start Entries

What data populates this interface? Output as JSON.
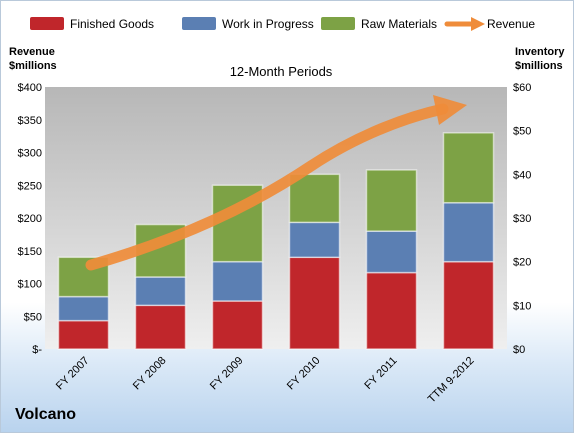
{
  "company": "Volcano",
  "chart_data": {
    "type": "bar",
    "stacked": true,
    "title": "12-Month Periods",
    "categories": [
      "FY 2007",
      "FY 2008",
      "FY 2009",
      "FY 2010",
      "FY 2011",
      "TTM 9-2012"
    ],
    "left_axis": {
      "label_line1": "Revenue",
      "label_line2": "$millions",
      "ylim": [
        0,
        400
      ],
      "ticks": [
        "$-",
        "$50",
        "$100",
        "$150",
        "$200",
        "$250",
        "$300",
        "$350",
        "$400"
      ]
    },
    "right_axis": {
      "label_line1": "Inventory",
      "label_line2": "$millions",
      "ylim": [
        0,
        60
      ],
      "ticks": [
        "$0",
        "$10",
        "$20",
        "$30",
        "$40",
        "$50",
        "$60"
      ]
    },
    "series": [
      {
        "name": "Finished Goods",
        "axis": "right",
        "color": "#c0262b",
        "values": [
          6.5,
          10,
          11,
          21,
          17.5,
          20
        ]
      },
      {
        "name": "Work in Progress",
        "axis": "right",
        "color": "#5b7fb3",
        "values": [
          5.5,
          6.5,
          9,
          8,
          9.5,
          13.5
        ]
      },
      {
        "name": "Raw Materials",
        "axis": "right",
        "color": "#7da245",
        "values": [
          9,
          12,
          17.5,
          11,
          14,
          16
        ]
      }
    ],
    "trend": {
      "name": "Revenue",
      "color": "#ef8c3a",
      "type": "arrow"
    },
    "legend_position": "top",
    "grid": false
  }
}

end Entries

What is being asked
Copy every line above that includes the string "name".

Completed task
        "name": "Finished Goods",
        "name": "Work in Progress",
        "name": "Raw Materials",
      "name": "Revenue",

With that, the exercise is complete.